» **Given request**:
Write out all the data again, exactly as it stands.

» **Data to process**:
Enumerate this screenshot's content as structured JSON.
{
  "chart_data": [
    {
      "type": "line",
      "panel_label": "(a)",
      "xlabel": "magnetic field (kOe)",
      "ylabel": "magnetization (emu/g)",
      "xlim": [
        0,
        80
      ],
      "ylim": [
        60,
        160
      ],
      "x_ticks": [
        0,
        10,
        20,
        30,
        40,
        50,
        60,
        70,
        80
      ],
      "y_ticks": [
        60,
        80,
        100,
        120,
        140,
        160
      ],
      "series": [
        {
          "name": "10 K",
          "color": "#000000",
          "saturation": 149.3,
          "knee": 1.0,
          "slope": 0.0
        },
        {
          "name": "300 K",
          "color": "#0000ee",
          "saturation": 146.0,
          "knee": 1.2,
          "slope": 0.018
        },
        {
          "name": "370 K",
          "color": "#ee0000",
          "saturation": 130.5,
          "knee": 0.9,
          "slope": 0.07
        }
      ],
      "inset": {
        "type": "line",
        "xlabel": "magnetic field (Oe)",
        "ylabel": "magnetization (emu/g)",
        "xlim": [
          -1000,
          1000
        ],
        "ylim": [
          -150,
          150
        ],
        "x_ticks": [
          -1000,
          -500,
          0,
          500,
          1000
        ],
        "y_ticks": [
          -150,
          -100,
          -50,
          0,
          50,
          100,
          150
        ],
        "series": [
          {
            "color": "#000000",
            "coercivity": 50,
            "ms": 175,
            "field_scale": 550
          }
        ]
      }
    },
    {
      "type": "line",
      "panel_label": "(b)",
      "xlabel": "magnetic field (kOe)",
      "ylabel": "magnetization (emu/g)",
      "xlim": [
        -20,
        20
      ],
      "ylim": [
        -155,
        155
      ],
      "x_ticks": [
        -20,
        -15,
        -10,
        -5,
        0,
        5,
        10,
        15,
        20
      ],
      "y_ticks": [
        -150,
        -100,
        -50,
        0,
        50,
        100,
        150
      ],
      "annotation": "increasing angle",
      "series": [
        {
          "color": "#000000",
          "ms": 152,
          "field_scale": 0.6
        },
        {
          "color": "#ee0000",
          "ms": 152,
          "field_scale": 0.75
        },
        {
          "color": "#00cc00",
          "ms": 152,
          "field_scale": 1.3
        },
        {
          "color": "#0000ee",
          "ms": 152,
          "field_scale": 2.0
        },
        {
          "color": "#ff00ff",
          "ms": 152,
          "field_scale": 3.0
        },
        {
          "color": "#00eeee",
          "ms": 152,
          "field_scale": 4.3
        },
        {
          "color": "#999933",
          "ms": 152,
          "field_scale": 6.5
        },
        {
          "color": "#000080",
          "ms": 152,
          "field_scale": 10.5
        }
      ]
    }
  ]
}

» **Complete response**:
Enumerate this screenshot's content as structured JSON.
{
  "chart_data": [
    {
      "type": "line",
      "panel_label": "(a)",
      "xlabel": "magnetic field (kOe)",
      "ylabel": "magnetization (emu/g)",
      "xlim": [
        0,
        80
      ],
      "ylim": [
        60,
        160
      ],
      "x_ticks": [
        0,
        10,
        20,
        30,
        40,
        50,
        60,
        70,
        80
      ],
      "y_ticks": [
        60,
        80,
        100,
        120,
        140,
        160
      ],
      "series": [
        {
          "name": "10 K",
          "color": "#000000",
          "saturation": 149.3,
          "knee": 1.0,
          "slope": 0.0
        },
        {
          "name": "300 K",
          "color": "#0000ee",
          "saturation": 146.0,
          "knee": 1.2,
          "slope": 0.018
        },
        {
          "name": "370 K",
          "color": "#ee0000",
          "saturation": 130.5,
          "knee": 0.9,
          "slope": 0.07
        }
      ],
      "inset": {
        "type": "line",
        "xlabel": "magnetic field (Oe)",
        "ylabel": "magnetization (emu/g)",
        "xlim": [
          -1000,
          1000
        ],
        "ylim": [
          -150,
          150
        ],
        "x_ticks": [
          -1000,
          -500,
          0,
          500,
          1000
        ],
        "y_ticks": [
          -150,
          -100,
          -50,
          0,
          50,
          100,
          150
        ],
        "series": [
          {
            "color": "#000000",
            "coercivity": 50,
            "ms": 175,
            "field_scale": 550
          }
        ]
      }
    },
    {
      "type": "line",
      "panel_label": "(b)",
      "xlabel": "magnetic field (kOe)",
      "ylabel": "magnetization (emu/g)",
      "xlim": [
        -20,
        20
      ],
      "ylim": [
        -155,
        155
      ],
      "x_ticks": [
        -20,
        -15,
        -10,
        -5,
        0,
        5,
        10,
        15,
        20
      ],
      "y_ticks": [
        -150,
        -100,
        -50,
        0,
        50,
        100,
        150
      ],
      "annotation": "increasing angle",
      "series": [
        {
          "color": "#000000",
          "ms": 152,
          "field_scale": 0.6
        },
        {
          "color": "#ee0000",
          "ms": 152,
          "field_scale": 0.75
        },
        {
          "color": "#00cc00",
          "ms": 152,
          "field_scale": 1.3
        },
        {
          "color": "#0000ee",
          "ms": 152,
          "field_scale": 2.0
        },
        {
          "color": "#ff00ff",
          "ms": 152,
          "field_scale": 3.0
        },
        {
          "color": "#00eeee",
          "ms": 152,
          "field_scale": 4.3
        },
        {
          "color": "#999933",
          "ms": 152,
          "field_scale": 6.5
        },
        {
          "color": "#000080",
          "ms": 152,
          "field_scale": 10.5
        }
      ]
    }
  ]
}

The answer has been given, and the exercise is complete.